- [What this task involves] Identify and pull out each line of the entries in which "Climatological" occurs.

- [Data entries]
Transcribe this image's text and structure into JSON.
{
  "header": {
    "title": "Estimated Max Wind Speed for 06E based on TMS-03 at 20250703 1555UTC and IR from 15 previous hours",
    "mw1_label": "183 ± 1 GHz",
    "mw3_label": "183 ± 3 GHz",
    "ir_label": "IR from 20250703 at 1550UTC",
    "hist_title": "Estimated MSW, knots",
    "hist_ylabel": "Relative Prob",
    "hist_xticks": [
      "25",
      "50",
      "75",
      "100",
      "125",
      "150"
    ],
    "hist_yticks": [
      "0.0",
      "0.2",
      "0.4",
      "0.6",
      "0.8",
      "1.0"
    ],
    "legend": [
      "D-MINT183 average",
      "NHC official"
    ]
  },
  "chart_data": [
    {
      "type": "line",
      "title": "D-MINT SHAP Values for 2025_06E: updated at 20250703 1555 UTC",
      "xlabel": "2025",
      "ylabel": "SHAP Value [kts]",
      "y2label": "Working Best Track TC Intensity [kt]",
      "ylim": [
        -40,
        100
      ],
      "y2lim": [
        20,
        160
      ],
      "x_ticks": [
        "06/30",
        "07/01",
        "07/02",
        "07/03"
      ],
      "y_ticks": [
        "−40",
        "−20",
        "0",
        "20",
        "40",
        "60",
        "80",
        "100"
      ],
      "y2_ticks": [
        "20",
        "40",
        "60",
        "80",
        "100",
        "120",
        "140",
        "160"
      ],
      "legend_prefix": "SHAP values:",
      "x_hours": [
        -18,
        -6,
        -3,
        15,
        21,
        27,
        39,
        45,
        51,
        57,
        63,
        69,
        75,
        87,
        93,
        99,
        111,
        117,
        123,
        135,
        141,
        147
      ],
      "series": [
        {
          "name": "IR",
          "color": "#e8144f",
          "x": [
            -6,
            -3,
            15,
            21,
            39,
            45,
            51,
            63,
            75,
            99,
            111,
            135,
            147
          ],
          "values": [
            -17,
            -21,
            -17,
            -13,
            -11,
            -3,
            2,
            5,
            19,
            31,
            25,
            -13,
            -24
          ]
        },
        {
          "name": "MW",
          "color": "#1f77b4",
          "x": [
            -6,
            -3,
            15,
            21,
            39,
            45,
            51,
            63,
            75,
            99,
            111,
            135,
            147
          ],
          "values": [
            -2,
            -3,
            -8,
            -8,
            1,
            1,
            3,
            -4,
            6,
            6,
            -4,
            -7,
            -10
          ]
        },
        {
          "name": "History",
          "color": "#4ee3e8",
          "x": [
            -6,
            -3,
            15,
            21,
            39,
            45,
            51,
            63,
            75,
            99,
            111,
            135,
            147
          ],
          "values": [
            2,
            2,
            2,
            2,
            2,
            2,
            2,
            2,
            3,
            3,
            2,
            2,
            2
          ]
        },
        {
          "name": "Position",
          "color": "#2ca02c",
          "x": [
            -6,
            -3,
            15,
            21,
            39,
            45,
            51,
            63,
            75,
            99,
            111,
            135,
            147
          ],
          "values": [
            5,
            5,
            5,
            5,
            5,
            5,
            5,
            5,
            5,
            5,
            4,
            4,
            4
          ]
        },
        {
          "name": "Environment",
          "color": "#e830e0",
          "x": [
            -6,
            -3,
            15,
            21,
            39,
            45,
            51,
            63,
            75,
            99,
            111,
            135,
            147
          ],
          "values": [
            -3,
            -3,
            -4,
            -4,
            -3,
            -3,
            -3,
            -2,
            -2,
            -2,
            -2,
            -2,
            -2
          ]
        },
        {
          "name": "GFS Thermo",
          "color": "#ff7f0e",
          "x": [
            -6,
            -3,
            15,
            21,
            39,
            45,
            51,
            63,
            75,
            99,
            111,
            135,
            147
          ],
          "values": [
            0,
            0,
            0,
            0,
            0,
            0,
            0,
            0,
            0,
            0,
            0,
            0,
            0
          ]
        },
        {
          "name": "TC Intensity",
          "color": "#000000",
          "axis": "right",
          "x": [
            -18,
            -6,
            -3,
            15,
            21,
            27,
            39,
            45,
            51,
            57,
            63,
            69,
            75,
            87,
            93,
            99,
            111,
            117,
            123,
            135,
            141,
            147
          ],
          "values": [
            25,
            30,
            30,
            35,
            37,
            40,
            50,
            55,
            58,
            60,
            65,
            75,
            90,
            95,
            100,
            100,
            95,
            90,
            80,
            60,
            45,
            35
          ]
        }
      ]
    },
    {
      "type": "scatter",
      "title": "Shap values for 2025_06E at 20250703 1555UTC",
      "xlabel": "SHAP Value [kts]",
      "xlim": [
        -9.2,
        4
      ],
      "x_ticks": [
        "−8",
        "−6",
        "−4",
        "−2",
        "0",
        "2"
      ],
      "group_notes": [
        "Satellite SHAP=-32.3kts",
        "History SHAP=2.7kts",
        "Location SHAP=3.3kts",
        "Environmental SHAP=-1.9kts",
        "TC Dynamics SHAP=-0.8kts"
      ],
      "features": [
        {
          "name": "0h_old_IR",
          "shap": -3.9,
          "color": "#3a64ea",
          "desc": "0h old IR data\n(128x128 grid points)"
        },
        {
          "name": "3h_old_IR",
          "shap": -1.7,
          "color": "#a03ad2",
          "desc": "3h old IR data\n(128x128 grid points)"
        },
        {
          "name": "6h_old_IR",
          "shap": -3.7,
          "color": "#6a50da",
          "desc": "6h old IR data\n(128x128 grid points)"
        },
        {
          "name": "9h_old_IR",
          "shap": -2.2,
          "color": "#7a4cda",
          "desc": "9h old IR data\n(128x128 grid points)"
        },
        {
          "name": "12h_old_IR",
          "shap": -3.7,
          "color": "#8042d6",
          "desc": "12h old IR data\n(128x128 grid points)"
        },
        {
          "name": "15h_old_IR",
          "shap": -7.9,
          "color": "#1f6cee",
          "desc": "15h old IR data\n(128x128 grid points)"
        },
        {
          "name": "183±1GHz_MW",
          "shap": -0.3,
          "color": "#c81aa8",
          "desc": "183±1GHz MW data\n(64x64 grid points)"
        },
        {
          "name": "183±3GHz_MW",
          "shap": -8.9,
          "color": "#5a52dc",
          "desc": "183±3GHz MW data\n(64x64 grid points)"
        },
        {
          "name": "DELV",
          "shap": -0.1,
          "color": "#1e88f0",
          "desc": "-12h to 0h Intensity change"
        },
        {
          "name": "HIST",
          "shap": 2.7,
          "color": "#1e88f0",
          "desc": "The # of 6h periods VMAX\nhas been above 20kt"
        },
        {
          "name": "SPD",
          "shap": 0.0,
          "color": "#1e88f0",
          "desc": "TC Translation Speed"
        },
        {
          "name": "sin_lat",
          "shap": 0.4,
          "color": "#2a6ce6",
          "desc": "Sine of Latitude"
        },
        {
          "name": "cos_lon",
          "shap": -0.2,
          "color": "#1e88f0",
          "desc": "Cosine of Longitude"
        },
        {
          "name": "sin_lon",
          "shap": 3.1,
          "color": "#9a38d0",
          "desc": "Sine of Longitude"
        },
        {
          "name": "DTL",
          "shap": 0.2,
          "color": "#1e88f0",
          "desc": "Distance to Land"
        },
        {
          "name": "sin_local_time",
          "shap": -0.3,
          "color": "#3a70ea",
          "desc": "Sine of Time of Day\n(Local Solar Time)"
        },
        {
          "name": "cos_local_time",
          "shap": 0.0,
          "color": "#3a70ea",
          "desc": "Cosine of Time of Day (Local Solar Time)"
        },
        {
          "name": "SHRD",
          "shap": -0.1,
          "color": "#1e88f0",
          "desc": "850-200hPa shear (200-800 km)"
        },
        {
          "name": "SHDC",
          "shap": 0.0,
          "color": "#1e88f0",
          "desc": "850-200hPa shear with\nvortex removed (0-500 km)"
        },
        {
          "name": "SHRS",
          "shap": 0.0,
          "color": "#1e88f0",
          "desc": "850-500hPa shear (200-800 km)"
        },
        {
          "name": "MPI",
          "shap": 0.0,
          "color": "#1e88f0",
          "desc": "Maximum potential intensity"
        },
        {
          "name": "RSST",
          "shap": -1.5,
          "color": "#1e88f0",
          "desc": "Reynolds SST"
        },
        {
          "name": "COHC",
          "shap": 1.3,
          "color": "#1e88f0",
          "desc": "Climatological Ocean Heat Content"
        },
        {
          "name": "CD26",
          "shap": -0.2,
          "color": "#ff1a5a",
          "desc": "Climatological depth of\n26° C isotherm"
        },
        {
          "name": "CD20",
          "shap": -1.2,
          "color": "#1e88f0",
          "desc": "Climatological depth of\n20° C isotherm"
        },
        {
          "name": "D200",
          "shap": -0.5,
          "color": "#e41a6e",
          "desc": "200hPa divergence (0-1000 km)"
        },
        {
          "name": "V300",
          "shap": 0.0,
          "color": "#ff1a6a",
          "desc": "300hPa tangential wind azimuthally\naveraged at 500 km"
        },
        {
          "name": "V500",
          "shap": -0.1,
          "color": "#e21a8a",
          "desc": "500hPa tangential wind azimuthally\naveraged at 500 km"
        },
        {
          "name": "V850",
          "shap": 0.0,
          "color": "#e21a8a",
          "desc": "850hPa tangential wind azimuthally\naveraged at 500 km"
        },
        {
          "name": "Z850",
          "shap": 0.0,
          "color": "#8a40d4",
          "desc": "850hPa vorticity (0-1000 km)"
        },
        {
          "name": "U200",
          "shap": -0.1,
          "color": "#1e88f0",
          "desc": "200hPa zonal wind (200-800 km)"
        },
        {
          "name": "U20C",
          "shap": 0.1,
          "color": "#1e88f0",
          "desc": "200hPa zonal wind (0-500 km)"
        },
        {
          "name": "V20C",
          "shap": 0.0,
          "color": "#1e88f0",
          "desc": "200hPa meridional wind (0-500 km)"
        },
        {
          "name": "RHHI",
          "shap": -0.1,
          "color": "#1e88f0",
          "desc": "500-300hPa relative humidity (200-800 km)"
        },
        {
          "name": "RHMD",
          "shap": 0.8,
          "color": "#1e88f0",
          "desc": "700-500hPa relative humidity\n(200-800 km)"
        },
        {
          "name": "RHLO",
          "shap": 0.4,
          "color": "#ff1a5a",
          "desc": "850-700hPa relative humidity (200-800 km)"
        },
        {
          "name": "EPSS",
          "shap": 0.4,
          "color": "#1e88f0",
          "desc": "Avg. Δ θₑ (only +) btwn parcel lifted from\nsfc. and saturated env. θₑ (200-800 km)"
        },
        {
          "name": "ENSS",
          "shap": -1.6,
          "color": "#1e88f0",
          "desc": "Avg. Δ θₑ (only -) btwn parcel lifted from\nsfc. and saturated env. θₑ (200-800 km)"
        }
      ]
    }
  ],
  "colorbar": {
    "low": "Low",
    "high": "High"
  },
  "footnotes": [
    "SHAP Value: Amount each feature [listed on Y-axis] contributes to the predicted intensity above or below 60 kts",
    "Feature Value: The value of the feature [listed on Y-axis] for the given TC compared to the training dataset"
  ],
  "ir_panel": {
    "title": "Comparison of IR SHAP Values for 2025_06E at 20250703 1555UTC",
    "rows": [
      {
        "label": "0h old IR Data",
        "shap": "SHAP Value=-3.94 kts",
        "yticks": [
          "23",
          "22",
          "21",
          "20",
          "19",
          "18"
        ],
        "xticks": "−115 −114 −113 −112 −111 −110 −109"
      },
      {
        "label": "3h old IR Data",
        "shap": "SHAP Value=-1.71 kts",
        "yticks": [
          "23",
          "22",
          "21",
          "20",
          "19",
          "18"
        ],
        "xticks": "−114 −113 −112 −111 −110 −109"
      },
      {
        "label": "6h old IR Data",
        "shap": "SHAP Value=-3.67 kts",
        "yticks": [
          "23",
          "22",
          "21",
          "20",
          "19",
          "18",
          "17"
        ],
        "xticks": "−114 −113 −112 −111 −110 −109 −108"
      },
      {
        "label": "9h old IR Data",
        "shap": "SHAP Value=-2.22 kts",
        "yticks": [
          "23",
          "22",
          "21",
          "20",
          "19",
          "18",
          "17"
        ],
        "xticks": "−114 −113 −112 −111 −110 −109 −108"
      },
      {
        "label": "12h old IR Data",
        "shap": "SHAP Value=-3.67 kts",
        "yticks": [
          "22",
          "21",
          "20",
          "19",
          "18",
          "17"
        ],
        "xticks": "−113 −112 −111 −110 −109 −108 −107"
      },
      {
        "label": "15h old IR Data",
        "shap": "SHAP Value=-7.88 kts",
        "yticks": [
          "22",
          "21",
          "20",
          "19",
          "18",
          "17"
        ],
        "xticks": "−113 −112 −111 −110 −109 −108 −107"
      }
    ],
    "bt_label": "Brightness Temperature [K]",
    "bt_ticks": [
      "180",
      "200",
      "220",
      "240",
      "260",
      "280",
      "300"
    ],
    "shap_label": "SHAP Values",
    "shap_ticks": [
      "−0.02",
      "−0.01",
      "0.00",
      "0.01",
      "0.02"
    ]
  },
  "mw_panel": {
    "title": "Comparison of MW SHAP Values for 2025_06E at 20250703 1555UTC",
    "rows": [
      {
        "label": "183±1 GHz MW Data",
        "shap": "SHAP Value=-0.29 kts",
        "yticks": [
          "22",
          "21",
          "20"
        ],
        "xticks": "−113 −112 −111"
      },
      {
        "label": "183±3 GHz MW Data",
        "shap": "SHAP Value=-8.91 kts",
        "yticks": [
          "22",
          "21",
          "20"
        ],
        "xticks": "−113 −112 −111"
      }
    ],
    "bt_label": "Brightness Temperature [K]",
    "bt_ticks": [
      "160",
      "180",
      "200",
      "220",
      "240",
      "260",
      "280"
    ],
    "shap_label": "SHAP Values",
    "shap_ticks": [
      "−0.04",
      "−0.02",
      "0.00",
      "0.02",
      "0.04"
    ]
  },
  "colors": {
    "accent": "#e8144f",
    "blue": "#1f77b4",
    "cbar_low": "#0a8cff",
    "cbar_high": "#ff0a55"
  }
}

- [Completed exercise]
          "desc": "Climatological Ocean Heat Content"
          "desc": "Climatological depth of\n26° C isotherm"
          "desc": "Climatological depth of\n20° C isotherm"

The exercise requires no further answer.